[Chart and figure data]
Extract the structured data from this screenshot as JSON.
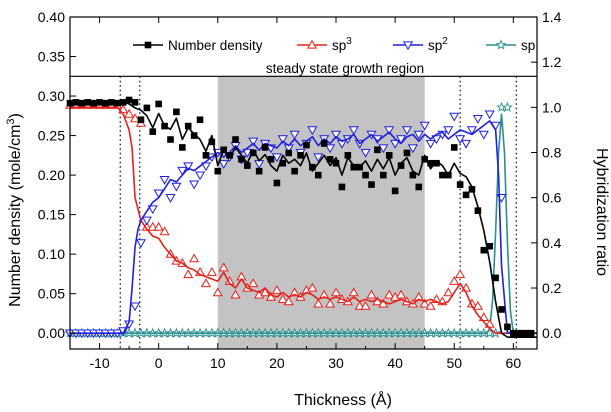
{
  "chart_data": {
    "type": "line",
    "xlabel": "Thickness (Å)",
    "ylabel_left": "Number density (mole/cm",
    "ylabel_left_sup": "3",
    "ylabel_left_close": ")",
    "ylabel_right": "Hybridization ratio",
    "xlim": [
      -15,
      64
    ],
    "xticks": [
      -10,
      0,
      10,
      20,
      30,
      40,
      50,
      60
    ],
    "ylim_left": [
      -0.02,
      0.4
    ],
    "yticks_left": [
      0.0,
      0.05,
      0.1,
      0.15,
      0.2,
      0.25,
      0.3,
      0.35,
      0.4
    ],
    "ylim_right": [
      -0.07,
      1.4
    ],
    "yticks_right": [
      0.0,
      0.2,
      0.4,
      0.6,
      0.8,
      1.0,
      1.2,
      1.4
    ],
    "legend_placement": "top",
    "region_label": "steady state growth region",
    "shaded_region": [
      10,
      45
    ],
    "vertical_markers": [
      -6.5,
      -3.2,
      51,
      60.5
    ],
    "legend_divider_y_left": 0.325,
    "series": [
      {
        "name": "Number density",
        "name_sup": "",
        "axis": "left",
        "color": "#000000",
        "marker": "square",
        "points_x": [
          -15,
          -14,
          -13,
          -12,
          -11,
          -10,
          -9,
          -8,
          -7,
          -6,
          -5,
          -4,
          -3,
          -2,
          -1,
          0,
          1,
          2,
          3,
          4,
          5,
          6,
          7,
          8,
          9,
          10,
          11,
          12,
          13,
          14,
          15,
          16,
          17,
          18,
          19,
          20,
          21,
          22,
          23,
          24,
          25,
          26,
          27,
          28,
          29,
          30,
          31,
          32,
          33,
          34,
          35,
          36,
          37,
          38,
          39,
          40,
          41,
          42,
          43,
          44,
          45,
          46,
          47,
          48,
          49,
          50,
          51,
          52,
          53,
          54,
          55,
          56,
          57,
          58,
          59,
          60,
          61,
          62,
          63
        ],
        "points_y": [
          0.291,
          0.292,
          0.291,
          0.292,
          0.291,
          0.292,
          0.291,
          0.292,
          0.291,
          0.292,
          0.295,
          0.292,
          0.27,
          0.285,
          0.255,
          0.29,
          0.262,
          0.245,
          0.28,
          0.235,
          0.262,
          0.25,
          0.27,
          0.225,
          0.242,
          0.205,
          0.232,
          0.225,
          0.245,
          0.22,
          0.212,
          0.228,
          0.205,
          0.235,
          0.22,
          0.19,
          0.215,
          0.228,
          0.205,
          0.225,
          0.238,
          0.21,
          0.2,
          0.24,
          0.22,
          0.215,
          0.185,
          0.225,
          0.21,
          0.21,
          0.2,
          0.188,
          0.232,
          0.2,
          0.225,
          0.18,
          0.212,
          0.228,
          0.2,
          0.185,
          0.22,
          0.215,
          0.215,
          0.2,
          0.2,
          0.235,
          0.188,
          0.175,
          0.182,
          0.155,
          0.105,
          0.11,
          0.07,
          0.03,
          0.008,
          0.0,
          0.0,
          0.0,
          0.0
        ],
        "line_x": [
          -15,
          -10,
          -7,
          -6,
          -5,
          -4,
          -3,
          -2,
          -1,
          0,
          1,
          2,
          3,
          4,
          5,
          6,
          7,
          8,
          9,
          10,
          11,
          12,
          13,
          14,
          15,
          16,
          17,
          18,
          19,
          20,
          21,
          22,
          23,
          24,
          25,
          26,
          27,
          28,
          29,
          30,
          31,
          32,
          33,
          34,
          35,
          36,
          37,
          38,
          39,
          40,
          41,
          42,
          43,
          44,
          45,
          46,
          47,
          48,
          49,
          50,
          51,
          52,
          53,
          54,
          55,
          55.5,
          56,
          57,
          58,
          59,
          60,
          64
        ],
        "line_y": [
          0.293,
          0.293,
          0.292,
          0.293,
          0.29,
          0.285,
          0.282,
          0.275,
          0.26,
          0.278,
          0.262,
          0.258,
          0.272,
          0.245,
          0.26,
          0.252,
          0.245,
          0.23,
          0.25,
          0.212,
          0.232,
          0.222,
          0.235,
          0.225,
          0.215,
          0.232,
          0.218,
          0.226,
          0.212,
          0.205,
          0.225,
          0.215,
          0.22,
          0.212,
          0.228,
          0.205,
          0.215,
          0.225,
          0.212,
          0.222,
          0.2,
          0.222,
          0.212,
          0.21,
          0.218,
          0.205,
          0.22,
          0.208,
          0.222,
          0.2,
          0.215,
          0.222,
          0.205,
          0.2,
          0.225,
          0.208,
          0.218,
          0.212,
          0.2,
          0.215,
          0.202,
          0.198,
          0.185,
          0.16,
          0.13,
          0.11,
          0.09,
          0.04,
          0.0,
          -0.005,
          -0.005,
          -0.005
        ]
      },
      {
        "name": "sp",
        "name_sup": "3",
        "axis": "right",
        "color": "#e8201a",
        "marker": "triangle-up",
        "points_x": [
          -15,
          -14,
          -13,
          -12,
          -11,
          -10,
          -9,
          -8,
          -7,
          -6,
          -5,
          -4,
          -3,
          -2,
          -1,
          0,
          1,
          2,
          3,
          4,
          5,
          6,
          7,
          8,
          9,
          10,
          11,
          12,
          13,
          14,
          15,
          16,
          17,
          18,
          19,
          20,
          21,
          22,
          23,
          24,
          25,
          26,
          27,
          28,
          29,
          30,
          31,
          32,
          33,
          34,
          35,
          36,
          37,
          38,
          39,
          40,
          41,
          42,
          43,
          44,
          45,
          46,
          47,
          48,
          49,
          50,
          51,
          52,
          53,
          54,
          55,
          56
        ],
        "points_y": [
          1.01,
          1.01,
          1.01,
          1.01,
          1.01,
          1.01,
          1.01,
          1.01,
          1.01,
          0.99,
          0.97,
          0.95,
          0.93,
          0.47,
          0.47,
          0.47,
          0.45,
          0.35,
          0.32,
          0.31,
          0.26,
          0.33,
          0.27,
          0.22,
          0.27,
          0.18,
          0.29,
          0.23,
          0.17,
          0.25,
          0.2,
          0.22,
          0.17,
          0.18,
          0.16,
          0.19,
          0.15,
          0.14,
          0.18,
          0.16,
          0.19,
          0.2,
          0.13,
          0.17,
          0.13,
          0.18,
          0.15,
          0.14,
          0.18,
          0.12,
          0.12,
          0.17,
          0.14,
          0.13,
          0.17,
          0.16,
          0.17,
          0.14,
          0.13,
          0.16,
          0.13,
          0.12,
          0.15,
          0.14,
          0.18,
          0.23,
          0.26,
          0.2,
          0.13,
          0.12,
          0.07,
          0.04
        ],
        "line_x": [
          -15,
          -7,
          -6,
          -5,
          -4.5,
          -4,
          -3.5,
          -3,
          -2,
          -1,
          0,
          1,
          2,
          3,
          4,
          5,
          6,
          7,
          8,
          9,
          10,
          11,
          12,
          13,
          14,
          15,
          16,
          17,
          18,
          19,
          20,
          21,
          22,
          23,
          24,
          25,
          26,
          27,
          28,
          29,
          30,
          31,
          32,
          33,
          34,
          35,
          36,
          37,
          38,
          39,
          40,
          41,
          42,
          43,
          44,
          45,
          46,
          47,
          48,
          49,
          50,
          51,
          52,
          53,
          54,
          55,
          56,
          57,
          58,
          59,
          60,
          64
        ],
        "line_y": [
          1.0,
          1.0,
          0.97,
          0.9,
          0.82,
          0.6,
          0.55,
          0.5,
          0.46,
          0.43,
          0.42,
          0.38,
          0.35,
          0.32,
          0.31,
          0.29,
          0.28,
          0.26,
          0.25,
          0.24,
          0.23,
          0.27,
          0.22,
          0.2,
          0.24,
          0.2,
          0.19,
          0.18,
          0.2,
          0.17,
          0.16,
          0.18,
          0.16,
          0.17,
          0.16,
          0.18,
          0.17,
          0.15,
          0.16,
          0.15,
          0.16,
          0.15,
          0.14,
          0.16,
          0.14,
          0.15,
          0.14,
          0.15,
          0.14,
          0.13,
          0.14,
          0.15,
          0.14,
          0.13,
          0.15,
          0.14,
          0.15,
          0.14,
          0.13,
          0.14,
          0.18,
          0.22,
          0.18,
          0.12,
          0.08,
          0.05,
          0.02,
          0.0,
          0.0,
          0.0,
          0.0,
          0.0
        ]
      },
      {
        "name": "sp",
        "name_sup": "2",
        "axis": "right",
        "color": "#1f1fe0",
        "marker": "triangle-down",
        "points_x": [
          -15,
          -14,
          -13,
          -12,
          -11,
          -10,
          -9,
          -8,
          -7,
          -6,
          -5,
          -4,
          -3,
          -2,
          -1,
          0,
          1,
          2,
          3,
          4,
          5,
          6,
          7,
          8,
          9,
          10,
          11,
          12,
          13,
          14,
          15,
          16,
          17,
          18,
          19,
          20,
          21,
          22,
          23,
          24,
          25,
          26,
          27,
          28,
          29,
          30,
          31,
          32,
          33,
          34,
          35,
          36,
          37,
          38,
          39,
          40,
          41,
          42,
          43,
          44,
          45,
          46,
          47,
          48,
          49,
          50,
          51,
          52,
          53,
          54,
          55,
          56,
          57,
          58
        ],
        "points_y": [
          0.0,
          0.0,
          0.0,
          0.0,
          0.0,
          0.0,
          0.0,
          0.0,
          0.0,
          0.01,
          0.04,
          0.12,
          0.4,
          0.5,
          0.55,
          0.62,
          0.68,
          0.6,
          0.65,
          0.72,
          0.74,
          0.66,
          0.7,
          0.74,
          0.78,
          0.8,
          0.75,
          0.78,
          0.83,
          0.77,
          0.8,
          0.85,
          0.75,
          0.84,
          0.82,
          0.78,
          0.86,
          0.82,
          0.88,
          0.8,
          0.84,
          0.9,
          0.78,
          0.86,
          0.82,
          0.88,
          0.84,
          0.86,
          0.9,
          0.84,
          0.8,
          0.88,
          0.86,
          0.82,
          0.9,
          0.84,
          0.86,
          0.9,
          0.82,
          0.88,
          0.92,
          0.84,
          0.86,
          0.88,
          0.9,
          0.96,
          0.86,
          0.84,
          0.9,
          0.95,
          0.88,
          0.97,
          0.92,
          0.6
        ],
        "line_x": [
          -15,
          -6,
          -5,
          -4.5,
          -4,
          -3.5,
          -3,
          -2,
          -1,
          0,
          1,
          2,
          3,
          4,
          5,
          6,
          7,
          8,
          9,
          10,
          11,
          12,
          13,
          14,
          15,
          16,
          17,
          18,
          19,
          20,
          21,
          22,
          23,
          24,
          25,
          26,
          27,
          28,
          29,
          30,
          31,
          32,
          33,
          34,
          35,
          36,
          37,
          38,
          39,
          40,
          41,
          42,
          43,
          44,
          45,
          46,
          47,
          48,
          49,
          50,
          51,
          52,
          53,
          54,
          55,
          56,
          57,
          57.5,
          58,
          59,
          60,
          64
        ],
        "line_y": [
          0.0,
          0.0,
          0.05,
          0.2,
          0.38,
          0.46,
          0.5,
          0.54,
          0.58,
          0.6,
          0.64,
          0.68,
          0.67,
          0.7,
          0.73,
          0.72,
          0.74,
          0.76,
          0.78,
          0.8,
          0.78,
          0.8,
          0.83,
          0.8,
          0.82,
          0.84,
          0.81,
          0.84,
          0.83,
          0.82,
          0.85,
          0.83,
          0.86,
          0.83,
          0.85,
          0.87,
          0.83,
          0.86,
          0.84,
          0.87,
          0.85,
          0.86,
          0.88,
          0.84,
          0.86,
          0.88,
          0.85,
          0.87,
          0.89,
          0.86,
          0.84,
          0.87,
          0.88,
          0.85,
          0.88,
          0.86,
          0.88,
          0.89,
          0.86,
          0.88,
          0.9,
          0.89,
          0.88,
          0.9,
          0.92,
          0.94,
          0.9,
          0.7,
          0.3,
          0.0,
          0.0,
          0.0
        ]
      },
      {
        "name": "sp",
        "name_sup": "",
        "axis": "right",
        "color": "#2a8f8f",
        "marker": "star",
        "points_x": [
          -15,
          -14,
          -13,
          -12,
          -11,
          -10,
          -9,
          -8,
          -7,
          -6,
          -5,
          -4,
          -3,
          -2,
          -1,
          0,
          1,
          2,
          3,
          4,
          5,
          6,
          7,
          8,
          9,
          10,
          11,
          12,
          13,
          14,
          15,
          16,
          17,
          18,
          19,
          20,
          21,
          22,
          23,
          24,
          25,
          26,
          27,
          28,
          29,
          30,
          31,
          32,
          33,
          34,
          35,
          36,
          37,
          38,
          39,
          40,
          41,
          42,
          43,
          44,
          45,
          46,
          47,
          48,
          49,
          50,
          51,
          52,
          53,
          54,
          55,
          56,
          57,
          58,
          59,
          60
        ],
        "points_y": [
          0.0,
          0.0,
          0.0,
          0.0,
          0.0,
          0.0,
          0.0,
          0.0,
          0.0,
          0.0,
          0.0,
          0.0,
          0.0,
          0.0,
          0.0,
          0.0,
          0.0,
          0.0,
          0.0,
          0.0,
          0.0,
          0.0,
          0.0,
          0.0,
          0.0,
          0.0,
          0.0,
          0.0,
          0.0,
          0.0,
          0.0,
          0.0,
          0.0,
          0.0,
          0.0,
          0.0,
          0.0,
          0.0,
          0.0,
          0.0,
          0.0,
          0.0,
          0.0,
          0.0,
          0.0,
          0.0,
          0.0,
          0.0,
          0.0,
          0.0,
          0.0,
          0.0,
          0.0,
          0.0,
          0.0,
          0.0,
          0.0,
          0.0,
          0.0,
          0.0,
          0.0,
          0.0,
          0.0,
          0.0,
          0.0,
          0.0,
          0.0,
          0.0,
          0.0,
          0.0,
          0.0,
          0.0,
          0.0,
          1.0,
          1.0,
          0.0
        ],
        "line_x": [
          -15,
          55.5,
          56,
          56.5,
          57,
          57.5,
          58,
          58.5,
          59,
          59.5,
          60,
          64
        ],
        "line_y": [
          0.0,
          0.0,
          0.02,
          0.15,
          0.45,
          0.8,
          0.97,
          0.8,
          0.4,
          0.1,
          0.0,
          0.0
        ]
      }
    ]
  }
}
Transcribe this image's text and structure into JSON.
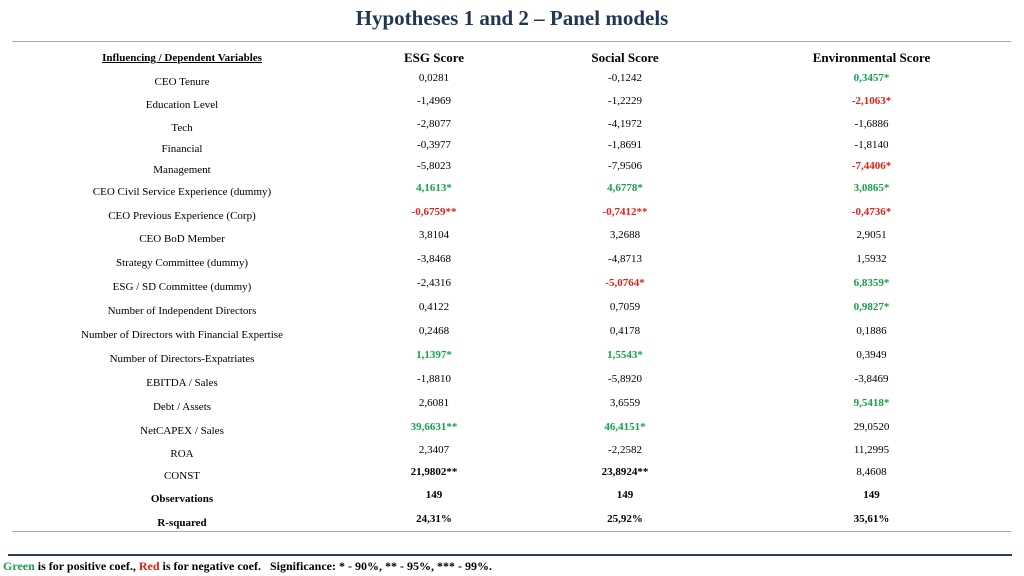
{
  "title": "Hypotheses 1 and 2 – Panel models",
  "headers": {
    "variables": "Influencing / Dependent Variables",
    "esg": "ESG Score",
    "social": "Social Score",
    "environmental": "Environmental Score"
  },
  "rows": [
    {
      "label": "CEO Tenure",
      "esg": "0,0281",
      "social": "-0,1242",
      "env": "0,3457*",
      "esg_style": "",
      "social_style": "",
      "env_style": "pos"
    },
    {
      "label": "Education Level",
      "esg": "-1,4969",
      "social": "-1,2229",
      "env": "-2,1063*",
      "esg_style": "",
      "social_style": "",
      "env_style": "neg"
    },
    {
      "label": "Tech",
      "esg": "-2,8077",
      "social": "-4,1972",
      "env": "-1,6886",
      "esg_style": "",
      "social_style": "",
      "env_style": ""
    },
    {
      "label": "Financial",
      "esg": "-0,3977",
      "social": "-1,8691",
      "env": "-1,8140",
      "esg_style": "",
      "social_style": "",
      "env_style": ""
    },
    {
      "label": "Management",
      "esg": "-5,8023",
      "social": "-7,9506",
      "env": "-7,4406*",
      "esg_style": "",
      "social_style": "",
      "env_style": "neg"
    },
    {
      "label": "CEO Civil Service Experience (dummy)",
      "esg": "4,1613*",
      "social": "4,6778*",
      "env": "3,0865*",
      "esg_style": "pos",
      "social_style": "pos",
      "env_style": "pos"
    },
    {
      "label": "CEO Previous Experience (Corp)",
      "esg": "-0,6759**",
      "social": "-0,7412**",
      "env": "-0,4736*",
      "esg_style": "neg",
      "social_style": "neg",
      "env_style": "neg"
    },
    {
      "label": "CEO BoD Member",
      "esg": "3,8104",
      "social": "3,2688",
      "env": "2,9051",
      "esg_style": "",
      "social_style": "",
      "env_style": ""
    },
    {
      "label": "Strategy Committee (dummy)",
      "esg": "-3,8468",
      "social": "-4,8713",
      "env": "1,5932",
      "esg_style": "",
      "social_style": "",
      "env_style": ""
    },
    {
      "label": "ESG / SD Committee (dummy)",
      "esg": "-2,4316",
      "social": "-5,0764*",
      "env": "6,8359*",
      "esg_style": "",
      "social_style": "neg",
      "env_style": "pos"
    },
    {
      "label": "Number of Independent Directors",
      "esg": "0,4122",
      "social": "0,7059",
      "env": "0,9827*",
      "esg_style": "",
      "social_style": "",
      "env_style": "pos"
    },
    {
      "label": "Number of Directors with Financial Expertise",
      "esg": "0,2468",
      "social": "0,4178",
      "env": "0,1886",
      "esg_style": "",
      "social_style": "",
      "env_style": ""
    },
    {
      "label": "Number of Directors-Expatriates",
      "esg": "1,1397*",
      "social": "1,5543*",
      "env": "0,3949",
      "esg_style": "pos",
      "social_style": "pos",
      "env_style": ""
    },
    {
      "label": "EBITDA / Sales",
      "esg": "-1,8810",
      "social": "-5,8920",
      "env": "-3,8469",
      "esg_style": "",
      "social_style": "",
      "env_style": ""
    },
    {
      "label": "Debt / Assets",
      "esg": "2,6081",
      "social": "3,6559",
      "env": "9,5418*",
      "esg_style": "",
      "social_style": "",
      "env_style": "pos"
    },
    {
      "label": "NetCAPEX / Sales",
      "esg": "39,6631**",
      "social": "46,4151*",
      "env": "29,0520",
      "esg_style": "pos",
      "social_style": "pos",
      "env_style": ""
    },
    {
      "label": "ROA",
      "esg": "2,3407",
      "social": "-2,2582",
      "env": "11,2995",
      "esg_style": "",
      "social_style": "",
      "env_style": ""
    },
    {
      "label": "CONST",
      "esg": "21,9802**",
      "social": "23,8924**",
      "env": "8,4608",
      "esg_style": "bold",
      "social_style": "bold",
      "env_style": ""
    },
    {
      "label": "Observations",
      "esg": "149",
      "social": "149",
      "env": "149",
      "esg_style": "bold",
      "social_style": "bold",
      "env_style": "bold",
      "label_style": "bold"
    },
    {
      "label": "R-squared",
      "esg": "24,31%",
      "social": "25,92%",
      "env": "35,61%",
      "esg_style": "bold",
      "social_style": "bold",
      "env_style": "bold",
      "label_style": "bold"
    }
  ],
  "footer": {
    "green_word": "Green",
    "green_text": " is for positive coef., ",
    "red_word": "Red",
    "red_text": " is for negative coef.",
    "significance": "Significance: * - 90%, ** - 95%, *** - 99%."
  }
}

> _Exercise description_: Using the records given above, list every line that includes the word "JSON".

> _Solution for this task_:
Extract the structured data from this screenshot as JSON.
Transcribe this image's text and structure into JSON.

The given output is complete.